▸ **Data supplied**:
^^^^^^^^

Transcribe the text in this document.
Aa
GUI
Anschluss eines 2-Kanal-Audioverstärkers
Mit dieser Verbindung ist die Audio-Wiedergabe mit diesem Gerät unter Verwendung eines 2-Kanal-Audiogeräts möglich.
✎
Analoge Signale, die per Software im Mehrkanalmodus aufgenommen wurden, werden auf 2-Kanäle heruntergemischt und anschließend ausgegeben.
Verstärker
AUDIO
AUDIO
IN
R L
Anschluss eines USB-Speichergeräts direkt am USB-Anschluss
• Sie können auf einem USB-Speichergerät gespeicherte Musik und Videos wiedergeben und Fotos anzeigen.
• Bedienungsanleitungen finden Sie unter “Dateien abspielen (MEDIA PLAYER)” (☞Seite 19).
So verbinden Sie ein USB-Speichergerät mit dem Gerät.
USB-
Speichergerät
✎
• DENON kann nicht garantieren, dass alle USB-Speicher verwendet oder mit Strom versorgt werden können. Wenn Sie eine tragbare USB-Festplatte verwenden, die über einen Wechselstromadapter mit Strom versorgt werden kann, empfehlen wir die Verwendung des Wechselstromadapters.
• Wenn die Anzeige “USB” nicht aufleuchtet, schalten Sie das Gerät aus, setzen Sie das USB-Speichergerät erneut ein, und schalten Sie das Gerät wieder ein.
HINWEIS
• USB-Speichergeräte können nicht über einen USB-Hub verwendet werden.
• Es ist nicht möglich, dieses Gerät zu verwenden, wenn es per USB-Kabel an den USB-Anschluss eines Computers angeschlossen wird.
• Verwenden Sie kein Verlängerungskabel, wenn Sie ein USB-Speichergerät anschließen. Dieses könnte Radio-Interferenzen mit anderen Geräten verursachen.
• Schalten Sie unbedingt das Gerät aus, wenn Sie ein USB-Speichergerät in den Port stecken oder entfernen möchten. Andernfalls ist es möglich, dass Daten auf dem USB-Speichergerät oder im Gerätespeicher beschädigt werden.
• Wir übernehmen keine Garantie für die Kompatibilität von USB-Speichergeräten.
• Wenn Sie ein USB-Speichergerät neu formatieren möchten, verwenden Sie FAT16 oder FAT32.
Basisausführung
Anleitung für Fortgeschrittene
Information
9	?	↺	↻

^^^^^^^^

▸ **Problem**: Find the lines above that hold "Anschluss", then copy each of them.

▸ **Response to this task**:
Anschluss eines 2-Kanal-Audioverstärkers
Anschluss eines USB-Speichergeräts direkt am USB-Anschluss
• Es ist nicht möglich, dieses Gerät zu verwenden, wenn es per USB-Kabel an den USB-Anschluss eines Computers angeschlossen wird.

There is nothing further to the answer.